* **Records provided**
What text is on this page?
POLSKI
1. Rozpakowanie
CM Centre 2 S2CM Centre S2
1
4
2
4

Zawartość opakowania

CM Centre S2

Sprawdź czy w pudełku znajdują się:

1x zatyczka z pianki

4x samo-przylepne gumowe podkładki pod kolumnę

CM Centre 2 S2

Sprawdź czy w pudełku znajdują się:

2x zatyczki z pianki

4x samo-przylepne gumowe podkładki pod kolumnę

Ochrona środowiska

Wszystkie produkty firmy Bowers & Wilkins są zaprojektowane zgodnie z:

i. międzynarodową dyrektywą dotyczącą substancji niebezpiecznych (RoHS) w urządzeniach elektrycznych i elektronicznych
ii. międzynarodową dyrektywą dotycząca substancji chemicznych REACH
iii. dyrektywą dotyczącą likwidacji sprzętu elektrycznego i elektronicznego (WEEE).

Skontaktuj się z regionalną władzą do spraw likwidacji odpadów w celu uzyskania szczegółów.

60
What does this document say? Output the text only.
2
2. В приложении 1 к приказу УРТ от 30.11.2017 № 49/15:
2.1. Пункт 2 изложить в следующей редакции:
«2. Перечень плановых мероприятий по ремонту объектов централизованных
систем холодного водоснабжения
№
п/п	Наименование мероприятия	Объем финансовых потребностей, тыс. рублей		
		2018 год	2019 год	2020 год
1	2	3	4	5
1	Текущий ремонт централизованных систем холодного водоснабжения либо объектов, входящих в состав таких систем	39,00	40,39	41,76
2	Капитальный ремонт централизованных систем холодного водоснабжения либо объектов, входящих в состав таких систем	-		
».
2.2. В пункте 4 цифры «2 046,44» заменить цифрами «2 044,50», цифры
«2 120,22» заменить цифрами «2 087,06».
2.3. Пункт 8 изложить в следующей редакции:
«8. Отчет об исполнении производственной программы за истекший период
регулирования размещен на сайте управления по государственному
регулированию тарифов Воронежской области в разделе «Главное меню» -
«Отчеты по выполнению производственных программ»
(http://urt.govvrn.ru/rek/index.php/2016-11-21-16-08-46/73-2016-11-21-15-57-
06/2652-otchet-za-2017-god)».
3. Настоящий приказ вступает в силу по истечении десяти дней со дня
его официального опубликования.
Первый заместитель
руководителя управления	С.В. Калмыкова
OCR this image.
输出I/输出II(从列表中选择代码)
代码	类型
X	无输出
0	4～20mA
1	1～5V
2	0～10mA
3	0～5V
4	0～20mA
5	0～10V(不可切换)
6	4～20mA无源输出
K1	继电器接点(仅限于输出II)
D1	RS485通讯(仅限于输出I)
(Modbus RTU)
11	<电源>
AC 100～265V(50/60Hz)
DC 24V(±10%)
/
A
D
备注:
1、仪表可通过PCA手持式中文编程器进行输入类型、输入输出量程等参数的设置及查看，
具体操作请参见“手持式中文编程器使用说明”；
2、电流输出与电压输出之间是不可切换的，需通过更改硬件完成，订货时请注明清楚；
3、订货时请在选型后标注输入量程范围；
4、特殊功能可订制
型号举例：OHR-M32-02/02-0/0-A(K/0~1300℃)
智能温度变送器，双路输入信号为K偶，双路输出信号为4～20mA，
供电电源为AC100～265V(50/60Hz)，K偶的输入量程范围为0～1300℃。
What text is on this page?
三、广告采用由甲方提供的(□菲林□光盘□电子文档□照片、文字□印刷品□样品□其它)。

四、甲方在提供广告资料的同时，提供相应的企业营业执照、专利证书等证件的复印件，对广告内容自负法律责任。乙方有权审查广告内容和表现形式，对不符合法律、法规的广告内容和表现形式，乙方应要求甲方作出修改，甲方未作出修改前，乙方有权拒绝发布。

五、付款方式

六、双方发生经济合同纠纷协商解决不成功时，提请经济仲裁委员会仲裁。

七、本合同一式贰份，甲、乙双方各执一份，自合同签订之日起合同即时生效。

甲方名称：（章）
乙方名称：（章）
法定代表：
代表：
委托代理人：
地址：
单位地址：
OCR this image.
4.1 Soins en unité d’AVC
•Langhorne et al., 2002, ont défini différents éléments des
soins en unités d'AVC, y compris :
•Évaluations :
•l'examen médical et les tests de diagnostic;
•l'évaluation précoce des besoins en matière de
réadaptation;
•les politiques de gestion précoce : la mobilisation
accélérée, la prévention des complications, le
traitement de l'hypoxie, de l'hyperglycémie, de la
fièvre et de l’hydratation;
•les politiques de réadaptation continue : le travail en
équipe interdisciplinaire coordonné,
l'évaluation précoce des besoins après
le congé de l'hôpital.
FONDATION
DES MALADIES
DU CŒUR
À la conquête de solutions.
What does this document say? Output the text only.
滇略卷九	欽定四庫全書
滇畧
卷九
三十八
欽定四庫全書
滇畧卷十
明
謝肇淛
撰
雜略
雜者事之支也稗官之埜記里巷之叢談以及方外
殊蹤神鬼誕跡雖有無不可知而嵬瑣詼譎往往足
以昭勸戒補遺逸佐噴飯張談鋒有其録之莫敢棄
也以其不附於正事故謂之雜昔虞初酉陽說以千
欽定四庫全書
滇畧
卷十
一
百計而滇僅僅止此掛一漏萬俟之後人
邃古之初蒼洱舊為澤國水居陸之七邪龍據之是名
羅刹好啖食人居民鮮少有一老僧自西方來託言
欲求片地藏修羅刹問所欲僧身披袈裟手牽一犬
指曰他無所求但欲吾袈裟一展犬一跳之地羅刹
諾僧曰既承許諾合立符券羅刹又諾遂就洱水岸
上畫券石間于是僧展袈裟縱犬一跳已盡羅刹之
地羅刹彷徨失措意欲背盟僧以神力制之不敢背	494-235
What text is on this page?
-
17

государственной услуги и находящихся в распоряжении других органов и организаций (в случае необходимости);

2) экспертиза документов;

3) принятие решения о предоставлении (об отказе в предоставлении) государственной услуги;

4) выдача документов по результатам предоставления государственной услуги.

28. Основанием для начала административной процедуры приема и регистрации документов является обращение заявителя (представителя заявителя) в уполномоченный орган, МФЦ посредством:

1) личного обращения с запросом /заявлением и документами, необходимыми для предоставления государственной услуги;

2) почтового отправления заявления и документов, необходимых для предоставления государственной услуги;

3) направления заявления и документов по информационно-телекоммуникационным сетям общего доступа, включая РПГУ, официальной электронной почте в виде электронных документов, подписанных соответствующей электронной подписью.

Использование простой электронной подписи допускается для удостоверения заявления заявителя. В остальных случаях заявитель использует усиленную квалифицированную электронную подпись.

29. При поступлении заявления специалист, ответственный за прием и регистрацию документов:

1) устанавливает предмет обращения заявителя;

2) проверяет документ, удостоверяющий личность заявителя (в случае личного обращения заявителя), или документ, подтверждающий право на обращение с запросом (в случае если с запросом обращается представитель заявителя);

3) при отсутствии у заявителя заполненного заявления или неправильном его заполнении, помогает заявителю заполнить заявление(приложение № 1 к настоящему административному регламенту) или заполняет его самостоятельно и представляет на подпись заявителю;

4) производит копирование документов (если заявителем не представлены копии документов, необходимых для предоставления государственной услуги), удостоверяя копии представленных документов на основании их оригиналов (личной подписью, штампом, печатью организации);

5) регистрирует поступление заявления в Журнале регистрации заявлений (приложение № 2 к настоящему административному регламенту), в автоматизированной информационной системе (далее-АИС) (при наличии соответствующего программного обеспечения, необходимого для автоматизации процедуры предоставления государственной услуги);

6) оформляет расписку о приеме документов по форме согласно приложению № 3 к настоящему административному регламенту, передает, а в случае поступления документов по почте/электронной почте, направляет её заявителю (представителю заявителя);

* **Requirements**
Count the lines in the entries that hold the word "substancji", and give nothing but the total.

* **Right answer**
2